** Start Dataset content **
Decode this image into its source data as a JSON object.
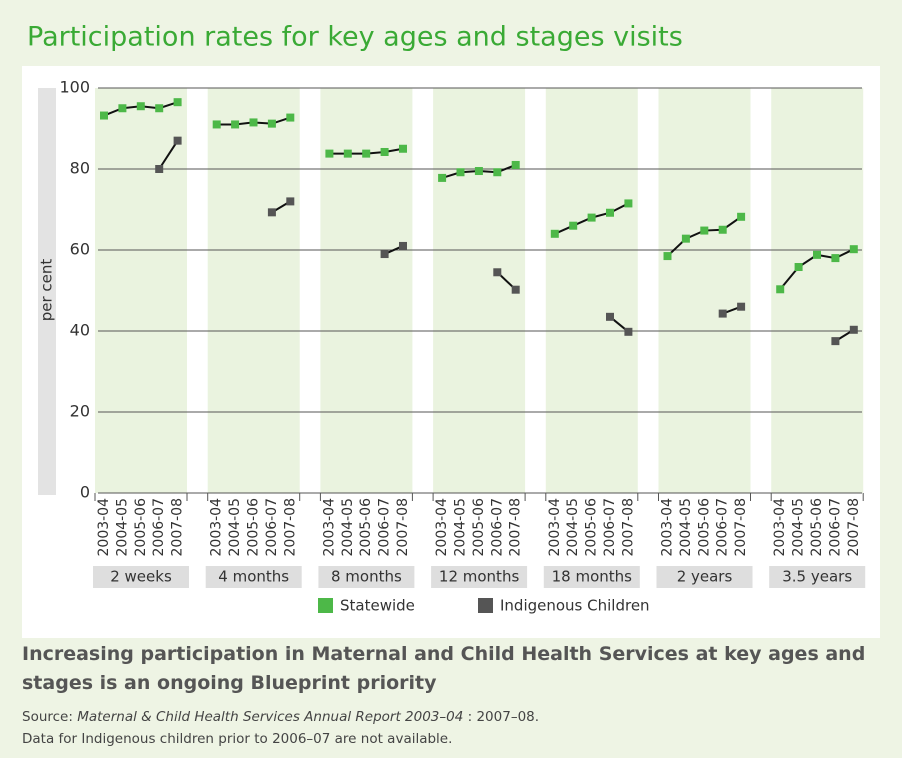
{
  "chart_data": {
    "type": "line",
    "title": "Participation rates for key ages and stages visits",
    "y_label": "per cent",
    "categories": [
      "2003-04",
      "2004-05",
      "2005-06",
      "2006-07",
      "2007-08"
    ],
    "groups": [
      "2 weeks",
      "4 months",
      "8 months",
      "12 months",
      "18 months",
      "2 years",
      "3.5 years"
    ],
    "series": [
      {
        "name": "Statewide",
        "color": "#4db848",
        "values": [
          [
            93.2,
            95,
            95.5,
            95,
            96.5
          ],
          [
            91,
            91,
            91.5,
            91.2,
            92.7
          ],
          [
            83.8,
            83.8,
            83.8,
            84.2,
            85
          ],
          [
            77.8,
            79.2,
            79.5,
            79.2,
            81
          ],
          [
            64,
            66,
            68,
            69.2,
            71.5
          ],
          [
            58.5,
            62.8,
            64.8,
            65,
            68.2
          ],
          [
            50.3,
            55.8,
            58.8,
            58,
            60.2
          ]
        ]
      },
      {
        "name": "Indigenous Children",
        "color": "#555555",
        "values": [
          [
            null,
            null,
            null,
            80,
            87
          ],
          [
            null,
            null,
            null,
            69.3,
            72
          ],
          [
            null,
            null,
            null,
            59,
            61
          ],
          [
            null,
            null,
            null,
            54.5,
            50.2
          ],
          [
            null,
            null,
            null,
            43.5,
            39.8
          ],
          [
            null,
            null,
            null,
            44.3,
            46
          ],
          [
            null,
            null,
            null,
            37.5,
            40.3
          ]
        ]
      }
    ],
    "ylim": [
      0,
      100
    ],
    "yticks": [
      0,
      20,
      40,
      60,
      80,
      100
    ],
    "grid": true,
    "caption": "Increasing participation in Maternal and Child Health Services at key ages and stages is an ongoing Blueprint priority",
    "source": [
      "Source:",
      "Maternal & Child Health Services Annual Report 2003–04",
      ": 2007–08."
    ],
    "note": "Data for Indigenous children prior to 2006–07 are not available."
  }
}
** End Dataset content **
* **The problem**
Where a line of the records above holds the word "Maternal", copy that line.

* **Answer to this exercise**
    "caption": "Increasing participation in Maternal and Child Health Services at key ages and stages is an ongoing Blueprint priority",
      "Maternal & Child Health Services Annual Report 2003–04",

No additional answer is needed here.